Request —
Repeat all of the material below exactly as written, images excluded.

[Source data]
"""

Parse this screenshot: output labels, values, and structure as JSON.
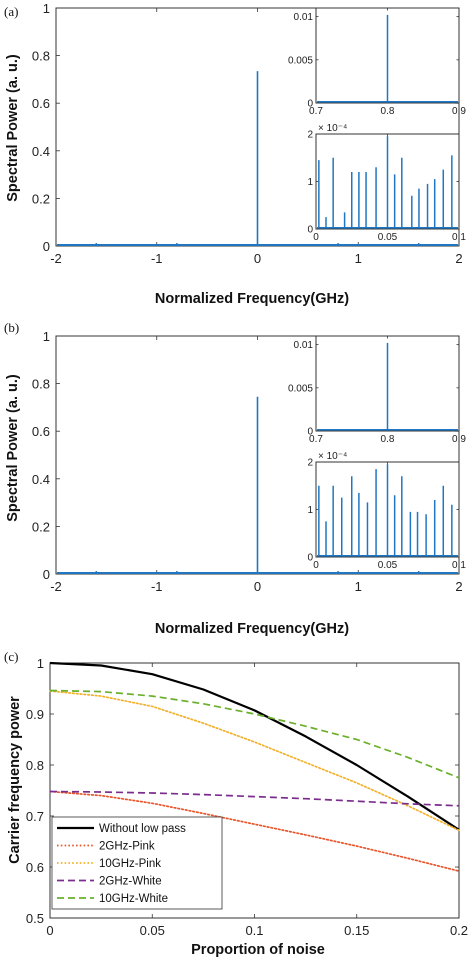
{
  "chart_data": [
    {
      "type": "line",
      "panel_label": "(a)",
      "xlabel": "Normalized Frequency(GHz)",
      "ylabel": "Spectral Power (a. u.)",
      "xlim": [
        -2,
        2
      ],
      "ylim": [
        0,
        1
      ],
      "xticks": [
        "-2",
        "-1",
        "0",
        "1",
        "2"
      ],
      "yticks": [
        "0",
        "0.2",
        "0.4",
        "0.6",
        "0.8",
        "1"
      ],
      "color": "#1f77c4",
      "peak": {
        "x": 0,
        "y": 0.735
      },
      "minor_peaks": [
        {
          "x": -1.6,
          "y": 0.004
        },
        {
          "x": -0.8,
          "y": 0.004
        },
        {
          "x": 0.8,
          "y": 0.004
        },
        {
          "x": 1.6,
          "y": 0.004
        }
      ],
      "insets": [
        {
          "xlim": [
            0.7,
            0.9
          ],
          "ylim": [
            0,
            0.011
          ],
          "xticks": [
            "0.7",
            "0.8",
            "0.9"
          ],
          "yticks": [
            "0",
            "0.005",
            "0.01"
          ],
          "peaks": [
            {
              "x": 0.8,
              "y": 0.0102
            }
          ]
        },
        {
          "xlim": [
            0,
            0.1
          ],
          "ylim": [
            0,
            2
          ],
          "exponent": "× 10⁻⁴",
          "xticks": [
            "0",
            "0.05",
            "0.1"
          ],
          "yticks": [
            "0",
            "1",
            "2"
          ],
          "peaks": [
            {
              "x": 0.002,
              "y": 1.45
            },
            {
              "x": 0.007,
              "y": 0.25
            },
            {
              "x": 0.012,
              "y": 1.5
            },
            {
              "x": 0.02,
              "y": 0.35
            },
            {
              "x": 0.025,
              "y": 1.2
            },
            {
              "x": 0.03,
              "y": 1.2
            },
            {
              "x": 0.035,
              "y": 1.2
            },
            {
              "x": 0.042,
              "y": 1.3
            },
            {
              "x": 0.05,
              "y": 1.95
            },
            {
              "x": 0.055,
              "y": 1.15
            },
            {
              "x": 0.06,
              "y": 1.5
            },
            {
              "x": 0.067,
              "y": 0.7
            },
            {
              "x": 0.072,
              "y": 0.85
            },
            {
              "x": 0.078,
              "y": 0.95
            },
            {
              "x": 0.083,
              "y": 1.05
            },
            {
              "x": 0.089,
              "y": 1.25
            },
            {
              "x": 0.095,
              "y": 1.55
            }
          ]
        }
      ]
    },
    {
      "type": "line",
      "panel_label": "(b)",
      "xlabel": "Normalized Frequency(GHz)",
      "ylabel": "Spectral Power (a. u.)",
      "xlim": [
        -2,
        2
      ],
      "ylim": [
        0,
        1
      ],
      "xticks": [
        "-2",
        "-1",
        "0",
        "1",
        "2"
      ],
      "yticks": [
        "0",
        "0.2",
        "0.4",
        "0.6",
        "0.8",
        "1"
      ],
      "color": "#1f77c4",
      "peak": {
        "x": 0,
        "y": 0.745
      },
      "minor_peaks": [
        {
          "x": -1.6,
          "y": 0.004
        },
        {
          "x": -0.8,
          "y": 0.004
        },
        {
          "x": 0.8,
          "y": 0.004
        },
        {
          "x": 1.6,
          "y": 0.004
        }
      ],
      "insets": [
        {
          "xlim": [
            0.7,
            0.9
          ],
          "ylim": [
            0,
            0.011
          ],
          "xticks": [
            "0.7",
            "0.8",
            "0.9"
          ],
          "yticks": [
            "0",
            "0.005",
            "0.01"
          ],
          "peaks": [
            {
              "x": 0.8,
              "y": 0.0102
            }
          ]
        },
        {
          "xlim": [
            0,
            0.1
          ],
          "ylim": [
            0,
            2
          ],
          "exponent": "× 10⁻⁴",
          "xticks": [
            "0",
            "0.05",
            "0.1"
          ],
          "yticks": [
            "0",
            "1",
            "2"
          ],
          "peaks": [
            {
              "x": 0.002,
              "y": 1.5
            },
            {
              "x": 0.007,
              "y": 0.75
            },
            {
              "x": 0.012,
              "y": 1.5
            },
            {
              "x": 0.018,
              "y": 1.25
            },
            {
              "x": 0.025,
              "y": 1.7
            },
            {
              "x": 0.03,
              "y": 1.35
            },
            {
              "x": 0.036,
              "y": 1.15
            },
            {
              "x": 0.042,
              "y": 1.85
            },
            {
              "x": 0.05,
              "y": 1.95
            },
            {
              "x": 0.055,
              "y": 1.3
            },
            {
              "x": 0.06,
              "y": 1.7
            },
            {
              "x": 0.066,
              "y": 0.95
            },
            {
              "x": 0.071,
              "y": 0.95
            },
            {
              "x": 0.077,
              "y": 0.9
            },
            {
              "x": 0.083,
              "y": 1.2
            },
            {
              "x": 0.089,
              "y": 1.5
            },
            {
              "x": 0.095,
              "y": 1.1
            }
          ]
        }
      ]
    },
    {
      "type": "line",
      "panel_label": "(c)",
      "xlabel": "Proportion of noise",
      "ylabel": "Carrier frequency power",
      "xlim": [
        0,
        0.2
      ],
      "ylim": [
        0.5,
        1
      ],
      "xticks": [
        "0",
        "0.05",
        "0.1",
        "0.15",
        "0.2"
      ],
      "yticks": [
        "0.5",
        "0.6",
        "0.7",
        "0.8",
        "0.9",
        "1"
      ],
      "legend_position": "bottom-left",
      "series": [
        {
          "name": "Without low pass",
          "color": "#000000",
          "dash": "solid",
          "x": [
            0,
            0.025,
            0.05,
            0.075,
            0.1,
            0.125,
            0.15,
            0.175,
            0.2
          ],
          "y": [
            1.0,
            0.995,
            0.978,
            0.948,
            0.907,
            0.856,
            0.8,
            0.738,
            0.673
          ]
        },
        {
          "name": "2GHz-Pink",
          "color": "#e8552a",
          "dash": "dot",
          "x": [
            0,
            0.025,
            0.05,
            0.075,
            0.1,
            0.125,
            0.15,
            0.175,
            0.2
          ],
          "y": [
            0.748,
            0.74,
            0.725,
            0.705,
            0.684,
            0.663,
            0.641,
            0.617,
            0.592
          ]
        },
        {
          "name": "10GHz-Pink",
          "color": "#f2b12a",
          "dash": "dot",
          "x": [
            0,
            0.025,
            0.05,
            0.075,
            0.1,
            0.125,
            0.15,
            0.175,
            0.2
          ],
          "y": [
            0.945,
            0.935,
            0.915,
            0.882,
            0.845,
            0.805,
            0.765,
            0.72,
            0.672
          ]
        },
        {
          "name": "2GHz-White",
          "color": "#7b2d8e",
          "dash": "dash",
          "x": [
            0,
            0.025,
            0.05,
            0.075,
            0.1,
            0.125,
            0.15,
            0.175,
            0.2
          ],
          "y": [
            0.748,
            0.747,
            0.745,
            0.742,
            0.738,
            0.734,
            0.729,
            0.724,
            0.72
          ]
        },
        {
          "name": "10GHz-White",
          "color": "#6ab02c",
          "dash": "dash",
          "x": [
            0,
            0.025,
            0.05,
            0.075,
            0.1,
            0.125,
            0.15,
            0.175,
            0.2
          ],
          "y": [
            0.946,
            0.944,
            0.935,
            0.92,
            0.9,
            0.876,
            0.85,
            0.815,
            0.775
          ]
        }
      ]
    }
  ]
}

"""

Written answer —
Parse this screenshot: output labels, values, and structure as JSON.
{
  "chart_data": [
    {
      "type": "line",
      "panel_label": "(a)",
      "xlabel": "Normalized Frequency(GHz)",
      "ylabel": "Spectral Power (a. u.)",
      "xlim": [
        -2,
        2
      ],
      "ylim": [
        0,
        1
      ],
      "xticks": [
        "-2",
        "-1",
        "0",
        "1",
        "2"
      ],
      "yticks": [
        "0",
        "0.2",
        "0.4",
        "0.6",
        "0.8",
        "1"
      ],
      "color": "#1f77c4",
      "peak": {
        "x": 0,
        "y": 0.735
      },
      "minor_peaks": [
        {
          "x": -1.6,
          "y": 0.004
        },
        {
          "x": -0.8,
          "y": 0.004
        },
        {
          "x": 0.8,
          "y": 0.004
        },
        {
          "x": 1.6,
          "y": 0.004
        }
      ],
      "insets": [
        {
          "xlim": [
            0.7,
            0.9
          ],
          "ylim": [
            0,
            0.011
          ],
          "xticks": [
            "0.7",
            "0.8",
            "0.9"
          ],
          "yticks": [
            "0",
            "0.005",
            "0.01"
          ],
          "peaks": [
            {
              "x": 0.8,
              "y": 0.0102
            }
          ]
        },
        {
          "xlim": [
            0,
            0.1
          ],
          "ylim": [
            0,
            2
          ],
          "exponent": "× 10⁻⁴",
          "xticks": [
            "0",
            "0.05",
            "0.1"
          ],
          "yticks": [
            "0",
            "1",
            "2"
          ],
          "peaks": [
            {
              "x": 0.002,
              "y": 1.45
            },
            {
              "x": 0.007,
              "y": 0.25
            },
            {
              "x": 0.012,
              "y": 1.5
            },
            {
              "x": 0.02,
              "y": 0.35
            },
            {
              "x": 0.025,
              "y": 1.2
            },
            {
              "x": 0.03,
              "y": 1.2
            },
            {
              "x": 0.035,
              "y": 1.2
            },
            {
              "x": 0.042,
              "y": 1.3
            },
            {
              "x": 0.05,
              "y": 1.95
            },
            {
              "x": 0.055,
              "y": 1.15
            },
            {
              "x": 0.06,
              "y": 1.5
            },
            {
              "x": 0.067,
              "y": 0.7
            },
            {
              "x": 0.072,
              "y": 0.85
            },
            {
              "x": 0.078,
              "y": 0.95
            },
            {
              "x": 0.083,
              "y": 1.05
            },
            {
              "x": 0.089,
              "y": 1.25
            },
            {
              "x": 0.095,
              "y": 1.55
            }
          ]
        }
      ]
    },
    {
      "type": "line",
      "panel_label": "(b)",
      "xlabel": "Normalized Frequency(GHz)",
      "ylabel": "Spectral Power (a. u.)",
      "xlim": [
        -2,
        2
      ],
      "ylim": [
        0,
        1
      ],
      "xticks": [
        "-2",
        "-1",
        "0",
        "1",
        "2"
      ],
      "yticks": [
        "0",
        "0.2",
        "0.4",
        "0.6",
        "0.8",
        "1"
      ],
      "color": "#1f77c4",
      "peak": {
        "x": 0,
        "y": 0.745
      },
      "minor_peaks": [
        {
          "x": -1.6,
          "y": 0.004
        },
        {
          "x": -0.8,
          "y": 0.004
        },
        {
          "x": 0.8,
          "y": 0.004
        },
        {
          "x": 1.6,
          "y": 0.004
        }
      ],
      "insets": [
        {
          "xlim": [
            0.7,
            0.9
          ],
          "ylim": [
            0,
            0.011
          ],
          "xticks": [
            "0.7",
            "0.8",
            "0.9"
          ],
          "yticks": [
            "0",
            "0.005",
            "0.01"
          ],
          "peaks": [
            {
              "x": 0.8,
              "y": 0.0102
            }
          ]
        },
        {
          "xlim": [
            0,
            0.1
          ],
          "ylim": [
            0,
            2
          ],
          "exponent": "× 10⁻⁴",
          "xticks": [
            "0",
            "0.05",
            "0.1"
          ],
          "yticks": [
            "0",
            "1",
            "2"
          ],
          "peaks": [
            {
              "x": 0.002,
              "y": 1.5
            },
            {
              "x": 0.007,
              "y": 0.75
            },
            {
              "x": 0.012,
              "y": 1.5
            },
            {
              "x": 0.018,
              "y": 1.25
            },
            {
              "x": 0.025,
              "y": 1.7
            },
            {
              "x": 0.03,
              "y": 1.35
            },
            {
              "x": 0.036,
              "y": 1.15
            },
            {
              "x": 0.042,
              "y": 1.85
            },
            {
              "x": 0.05,
              "y": 1.95
            },
            {
              "x": 0.055,
              "y": 1.3
            },
            {
              "x": 0.06,
              "y": 1.7
            },
            {
              "x": 0.066,
              "y": 0.95
            },
            {
              "x": 0.071,
              "y": 0.95
            },
            {
              "x": 0.077,
              "y": 0.9
            },
            {
              "x": 0.083,
              "y": 1.2
            },
            {
              "x": 0.089,
              "y": 1.5
            },
            {
              "x": 0.095,
              "y": 1.1
            }
          ]
        }
      ]
    },
    {
      "type": "line",
      "panel_label": "(c)",
      "xlabel": "Proportion of noise",
      "ylabel": "Carrier frequency power",
      "xlim": [
        0,
        0.2
      ],
      "ylim": [
        0.5,
        1
      ],
      "xticks": [
        "0",
        "0.05",
        "0.1",
        "0.15",
        "0.2"
      ],
      "yticks": [
        "0.5",
        "0.6",
        "0.7",
        "0.8",
        "0.9",
        "1"
      ],
      "legend_position": "bottom-left",
      "series": [
        {
          "name": "Without low pass",
          "color": "#000000",
          "dash": "solid",
          "x": [
            0,
            0.025,
            0.05,
            0.075,
            0.1,
            0.125,
            0.15,
            0.175,
            0.2
          ],
          "y": [
            1.0,
            0.995,
            0.978,
            0.948,
            0.907,
            0.856,
            0.8,
            0.738,
            0.673
          ]
        },
        {
          "name": "2GHz-Pink",
          "color": "#e8552a",
          "dash": "dot",
          "x": [
            0,
            0.025,
            0.05,
            0.075,
            0.1,
            0.125,
            0.15,
            0.175,
            0.2
          ],
          "y": [
            0.748,
            0.74,
            0.725,
            0.705,
            0.684,
            0.663,
            0.641,
            0.617,
            0.592
          ]
        },
        {
          "name": "10GHz-Pink",
          "color": "#f2b12a",
          "dash": "dot",
          "x": [
            0,
            0.025,
            0.05,
            0.075,
            0.1,
            0.125,
            0.15,
            0.175,
            0.2
          ],
          "y": [
            0.945,
            0.935,
            0.915,
            0.882,
            0.845,
            0.805,
            0.765,
            0.72,
            0.672
          ]
        },
        {
          "name": "2GHz-White",
          "color": "#7b2d8e",
          "dash": "dash",
          "x": [
            0,
            0.025,
            0.05,
            0.075,
            0.1,
            0.125,
            0.15,
            0.175,
            0.2
          ],
          "y": [
            0.748,
            0.747,
            0.745,
            0.742,
            0.738,
            0.734,
            0.729,
            0.724,
            0.72
          ]
        },
        {
          "name": "10GHz-White",
          "color": "#6ab02c",
          "dash": "dash",
          "x": [
            0,
            0.025,
            0.05,
            0.075,
            0.1,
            0.125,
            0.15,
            0.175,
            0.2
          ],
          "y": [
            0.946,
            0.944,
            0.935,
            0.92,
            0.9,
            0.876,
            0.85,
            0.815,
            0.775
          ]
        }
      ]
    }
  ]
}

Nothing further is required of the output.